= Data records =
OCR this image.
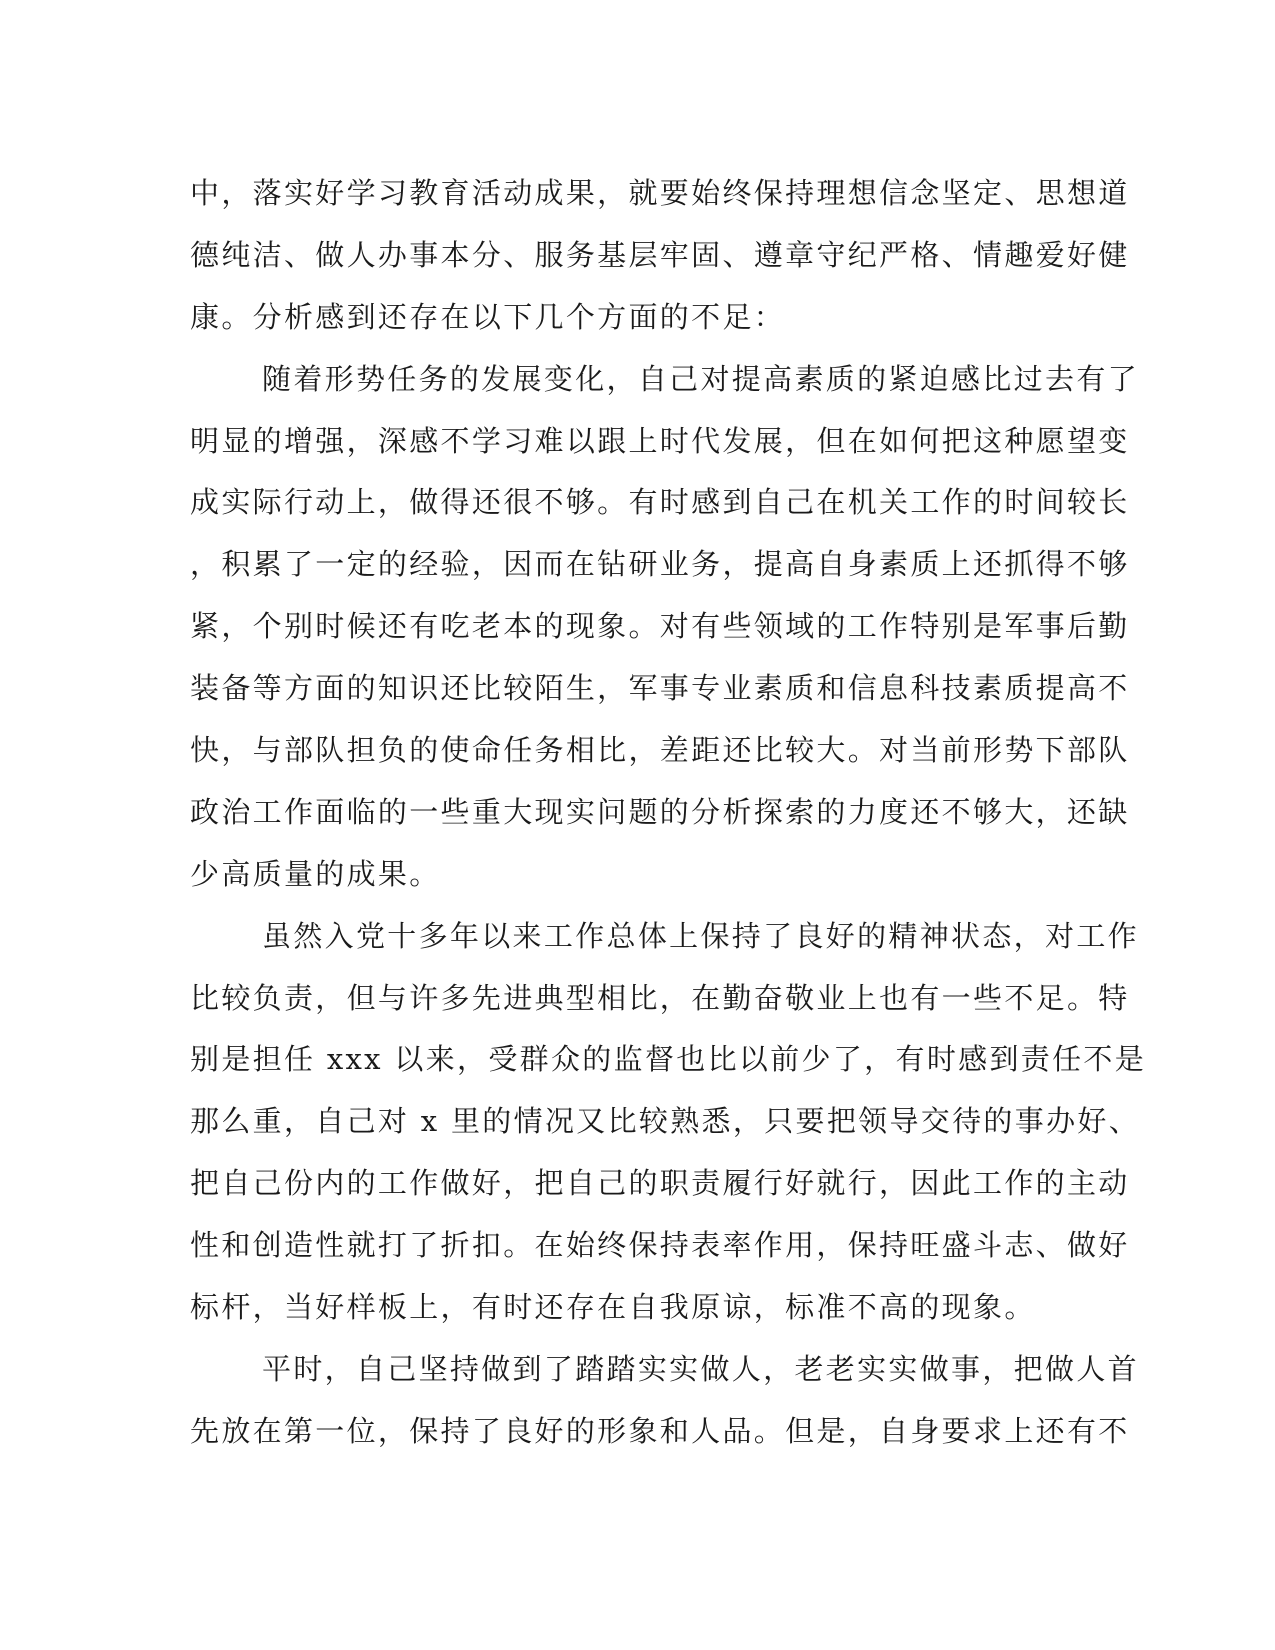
中，落实好学习教育活动成果，就要始终保持理想信念坚定、思想道
德纯洁、做人办事本分、服务基层牢固、遵章守纪严格、情趣爱好健
康。分析感到还存在以下几个方面的不足：
随着形势任务的发展变化，自己对提高素质的紧迫感比过去有了
明显的增强，深感不学习难以跟上时代发展，但在如何把这种愿望变
成实际行动上，做得还很不够。有时感到自己在机关工作的时间较长
，积累了一定的经验，因而在钻研业务，提高自身素质上还抓得不够
紧，个别时候还有吃老本的现象。对有些领域的工作特别是军事后勤
装备等方面的知识还比较陌生，军事专业素质和信息科技素质提高不
快，与部队担负的使命任务相比，差距还比较大。对当前形势下部队
政治工作面临的一些重大现实问题的分析探索的力度还不够大，还缺
少高质量的成果。
虽然入党十多年以来工作总体上保持了良好的精神状态，对工作
比较负责，但与许多先进典型相比，在勤奋敬业上也有一些不足。特
别是担任 xxx 以来，受群众的监督也比以前少了，有时感到责任不是
那么重，自己对 x 里的情况又比较熟悉，只要把领导交待的事办好、
把自己份内的工作做好，把自己的职责履行好就行，因此工作的主动
性和创造性就打了折扣。在始终保持表率作用，保持旺盛斗志、做好
标杆，当好样板上，有时还存在自我原谅，标准不高的现象。
平时，自己坚持做到了踏踏实实做人，老老实实做事，把做人首
先放在第一位，保持了良好的形象和人品。但是，自身要求上还有不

= To do =
Output the material word for word, omitting its pictures.

= The solution =
OCR this image.
中，落实好学习教育活动成果，就要始终保持理想信念坚定、思想道
德纯洁、做人办事本分、服务基层牢固、遵章守纪严格、情趣爱好健
康。分析感到还存在以下几个方面的不足：
随着形势任务的发展变化，自己对提高素质的紧迫感比过去有了
明显的增强，深感不学习难以跟上时代发展，但在如何把这种愿望变
成实际行动上，做得还很不够。有时感到自己在机关工作的时间较长
，积累了一定的经验，因而在钻研业务，提高自身素质上还抓得不够
紧，个别时候还有吃老本的现象。对有些领域的工作特别是军事后勤
装备等方面的知识还比较陌生，军事专业素质和信息科技素质提高不
快，与部队担负的使命任务相比，差距还比较大。对当前形势下部队
政治工作面临的一些重大现实问题的分析探索的力度还不够大，还缺
少高质量的成果。
虽然入党十多年以来工作总体上保持了良好的精神状态，对工作
比较负责，但与许多先进典型相比，在勤奋敬业上也有一些不足。特
别是担任 xxx 以来，受群众的监督也比以前少了，有时感到责任不是
那么重，自己对 x 里的情况又比较熟悉，只要把领导交待的事办好、
把自己份内的工作做好，把自己的职责履行好就行，因此工作的主动
性和创造性就打了折扣。在始终保持表率作用，保持旺盛斗志、做好
标杆，当好样板上，有时还存在自我原谅，标准不高的现象。
平时，自己坚持做到了踏踏实实做人，老老实实做事，把做人首
先放在第一位，保持了良好的形象和人品。但是，自身要求上还有不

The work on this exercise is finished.